Search the data below for the word "Digits" and copy each line that holds it.

Rows from a figure dataset:
[START]

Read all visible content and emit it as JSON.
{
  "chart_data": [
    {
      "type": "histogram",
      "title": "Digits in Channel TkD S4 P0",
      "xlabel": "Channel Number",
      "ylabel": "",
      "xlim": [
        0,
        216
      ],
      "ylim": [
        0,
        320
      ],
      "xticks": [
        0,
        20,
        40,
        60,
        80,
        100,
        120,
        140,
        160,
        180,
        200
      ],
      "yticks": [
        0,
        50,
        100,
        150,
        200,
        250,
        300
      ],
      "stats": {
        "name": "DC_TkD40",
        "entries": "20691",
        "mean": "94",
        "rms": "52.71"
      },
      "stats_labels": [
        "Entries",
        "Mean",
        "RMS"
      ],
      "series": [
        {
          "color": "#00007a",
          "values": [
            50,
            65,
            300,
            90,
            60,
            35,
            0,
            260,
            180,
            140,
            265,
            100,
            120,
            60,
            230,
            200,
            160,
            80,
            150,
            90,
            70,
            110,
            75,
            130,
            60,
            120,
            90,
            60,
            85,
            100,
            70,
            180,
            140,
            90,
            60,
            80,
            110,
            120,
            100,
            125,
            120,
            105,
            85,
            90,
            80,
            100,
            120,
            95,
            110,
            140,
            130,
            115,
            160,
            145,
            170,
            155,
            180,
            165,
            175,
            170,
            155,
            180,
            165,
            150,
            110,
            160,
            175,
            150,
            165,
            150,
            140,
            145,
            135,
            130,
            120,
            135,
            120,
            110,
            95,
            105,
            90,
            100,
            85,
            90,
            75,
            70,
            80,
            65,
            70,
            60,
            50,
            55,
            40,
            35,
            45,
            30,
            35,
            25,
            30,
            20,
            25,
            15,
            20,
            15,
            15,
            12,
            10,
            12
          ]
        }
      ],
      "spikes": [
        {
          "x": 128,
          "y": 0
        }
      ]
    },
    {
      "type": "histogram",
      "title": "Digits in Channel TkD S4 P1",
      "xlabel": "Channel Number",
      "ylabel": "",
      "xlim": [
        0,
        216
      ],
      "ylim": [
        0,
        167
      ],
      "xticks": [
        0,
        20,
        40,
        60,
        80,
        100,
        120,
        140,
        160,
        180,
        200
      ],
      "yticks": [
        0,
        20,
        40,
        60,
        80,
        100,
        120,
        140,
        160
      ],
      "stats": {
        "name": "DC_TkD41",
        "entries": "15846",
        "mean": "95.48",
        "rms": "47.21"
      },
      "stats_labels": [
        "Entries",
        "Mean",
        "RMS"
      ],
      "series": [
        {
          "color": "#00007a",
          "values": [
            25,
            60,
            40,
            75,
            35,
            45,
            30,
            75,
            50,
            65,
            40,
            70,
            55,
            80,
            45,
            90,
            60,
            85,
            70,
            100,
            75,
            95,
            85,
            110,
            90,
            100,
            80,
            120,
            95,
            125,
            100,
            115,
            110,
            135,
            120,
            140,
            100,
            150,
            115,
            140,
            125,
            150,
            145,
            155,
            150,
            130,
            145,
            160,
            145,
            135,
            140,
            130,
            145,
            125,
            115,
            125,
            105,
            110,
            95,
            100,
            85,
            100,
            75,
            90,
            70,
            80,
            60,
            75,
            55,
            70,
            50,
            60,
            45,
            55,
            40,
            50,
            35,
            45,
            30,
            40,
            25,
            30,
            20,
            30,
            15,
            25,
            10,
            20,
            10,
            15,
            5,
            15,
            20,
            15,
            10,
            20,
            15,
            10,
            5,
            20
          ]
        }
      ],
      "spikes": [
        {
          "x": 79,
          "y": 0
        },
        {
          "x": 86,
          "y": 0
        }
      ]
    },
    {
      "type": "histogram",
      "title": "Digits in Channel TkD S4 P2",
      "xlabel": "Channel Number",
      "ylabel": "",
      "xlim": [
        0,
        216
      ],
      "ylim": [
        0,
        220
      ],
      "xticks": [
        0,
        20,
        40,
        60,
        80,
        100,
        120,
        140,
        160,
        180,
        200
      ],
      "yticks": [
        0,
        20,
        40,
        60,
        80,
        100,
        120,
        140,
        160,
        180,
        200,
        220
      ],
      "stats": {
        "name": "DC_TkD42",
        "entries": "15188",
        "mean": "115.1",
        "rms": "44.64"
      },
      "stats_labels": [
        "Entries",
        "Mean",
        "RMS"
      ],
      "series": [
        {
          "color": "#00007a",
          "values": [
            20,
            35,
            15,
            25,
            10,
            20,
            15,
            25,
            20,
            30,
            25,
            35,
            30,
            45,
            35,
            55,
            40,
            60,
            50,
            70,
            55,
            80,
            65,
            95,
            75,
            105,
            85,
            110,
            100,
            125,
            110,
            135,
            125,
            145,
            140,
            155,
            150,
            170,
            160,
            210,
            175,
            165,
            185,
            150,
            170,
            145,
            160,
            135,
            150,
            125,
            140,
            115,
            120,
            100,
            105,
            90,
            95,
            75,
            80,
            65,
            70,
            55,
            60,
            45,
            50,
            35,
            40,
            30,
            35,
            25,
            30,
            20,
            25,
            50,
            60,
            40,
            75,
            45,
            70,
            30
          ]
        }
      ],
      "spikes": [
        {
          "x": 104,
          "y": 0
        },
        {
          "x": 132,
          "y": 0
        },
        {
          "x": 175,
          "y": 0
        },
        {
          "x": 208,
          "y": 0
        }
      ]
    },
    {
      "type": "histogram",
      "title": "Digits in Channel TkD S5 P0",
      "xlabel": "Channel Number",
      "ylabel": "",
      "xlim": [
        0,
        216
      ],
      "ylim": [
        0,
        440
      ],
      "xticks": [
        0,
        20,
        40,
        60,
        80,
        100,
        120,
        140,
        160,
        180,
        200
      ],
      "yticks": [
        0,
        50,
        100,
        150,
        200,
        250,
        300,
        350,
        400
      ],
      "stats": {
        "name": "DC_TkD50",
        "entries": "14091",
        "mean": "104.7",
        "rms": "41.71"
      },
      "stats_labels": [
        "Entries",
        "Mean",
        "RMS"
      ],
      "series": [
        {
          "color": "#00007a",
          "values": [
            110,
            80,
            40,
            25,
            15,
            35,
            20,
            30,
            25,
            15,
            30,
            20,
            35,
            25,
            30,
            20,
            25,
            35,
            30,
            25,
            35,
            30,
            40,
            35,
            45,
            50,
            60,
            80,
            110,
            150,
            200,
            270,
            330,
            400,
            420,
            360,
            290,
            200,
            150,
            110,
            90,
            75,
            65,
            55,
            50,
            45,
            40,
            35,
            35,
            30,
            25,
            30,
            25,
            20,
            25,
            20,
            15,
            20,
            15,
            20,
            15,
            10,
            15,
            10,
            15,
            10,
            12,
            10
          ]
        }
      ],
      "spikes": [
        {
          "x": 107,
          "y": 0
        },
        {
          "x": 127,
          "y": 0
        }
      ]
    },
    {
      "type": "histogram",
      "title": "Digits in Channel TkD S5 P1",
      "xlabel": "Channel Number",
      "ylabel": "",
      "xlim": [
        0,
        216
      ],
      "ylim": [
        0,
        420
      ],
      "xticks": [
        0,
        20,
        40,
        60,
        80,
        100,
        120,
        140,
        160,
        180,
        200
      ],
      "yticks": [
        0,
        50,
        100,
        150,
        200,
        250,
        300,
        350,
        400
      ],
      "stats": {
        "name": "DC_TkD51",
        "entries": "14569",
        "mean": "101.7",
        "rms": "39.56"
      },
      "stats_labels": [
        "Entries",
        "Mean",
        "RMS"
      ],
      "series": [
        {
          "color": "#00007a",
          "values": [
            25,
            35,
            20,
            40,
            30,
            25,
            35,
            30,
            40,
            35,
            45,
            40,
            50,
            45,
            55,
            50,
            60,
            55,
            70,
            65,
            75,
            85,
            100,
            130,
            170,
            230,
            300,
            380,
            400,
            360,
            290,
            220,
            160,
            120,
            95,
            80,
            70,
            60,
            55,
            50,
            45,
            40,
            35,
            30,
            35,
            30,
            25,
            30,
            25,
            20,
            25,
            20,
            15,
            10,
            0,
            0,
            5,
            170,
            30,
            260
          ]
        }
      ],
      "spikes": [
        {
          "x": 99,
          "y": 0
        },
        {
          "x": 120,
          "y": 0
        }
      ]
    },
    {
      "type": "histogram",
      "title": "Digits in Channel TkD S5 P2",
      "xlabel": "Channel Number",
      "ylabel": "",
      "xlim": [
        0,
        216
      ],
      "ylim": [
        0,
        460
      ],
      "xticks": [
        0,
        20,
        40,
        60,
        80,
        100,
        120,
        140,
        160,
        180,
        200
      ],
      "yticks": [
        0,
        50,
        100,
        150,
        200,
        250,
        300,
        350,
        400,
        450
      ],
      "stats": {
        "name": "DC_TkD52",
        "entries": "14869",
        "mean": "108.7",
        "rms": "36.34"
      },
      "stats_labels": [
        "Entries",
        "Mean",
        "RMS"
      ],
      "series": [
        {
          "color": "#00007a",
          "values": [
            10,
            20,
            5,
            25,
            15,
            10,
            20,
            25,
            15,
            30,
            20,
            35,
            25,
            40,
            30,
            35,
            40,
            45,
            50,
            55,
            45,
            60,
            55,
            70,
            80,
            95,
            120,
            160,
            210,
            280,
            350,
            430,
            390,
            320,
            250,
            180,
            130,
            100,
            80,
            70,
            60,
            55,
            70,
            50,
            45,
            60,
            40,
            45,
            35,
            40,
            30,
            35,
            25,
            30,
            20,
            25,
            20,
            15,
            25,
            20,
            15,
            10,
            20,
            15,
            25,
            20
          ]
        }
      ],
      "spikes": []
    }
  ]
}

[END]

Result for this exercise:
      "title": "Digits in Channel TkD S4 P0",
      "title": "Digits in Channel TkD S4 P1",
      "title": "Digits in Channel TkD S4 P2",
      "title": "Digits in Channel TkD S5 P0",
      "title": "Digits in Channel TkD S5 P1",
      "title": "Digits in Channel TkD S5 P2",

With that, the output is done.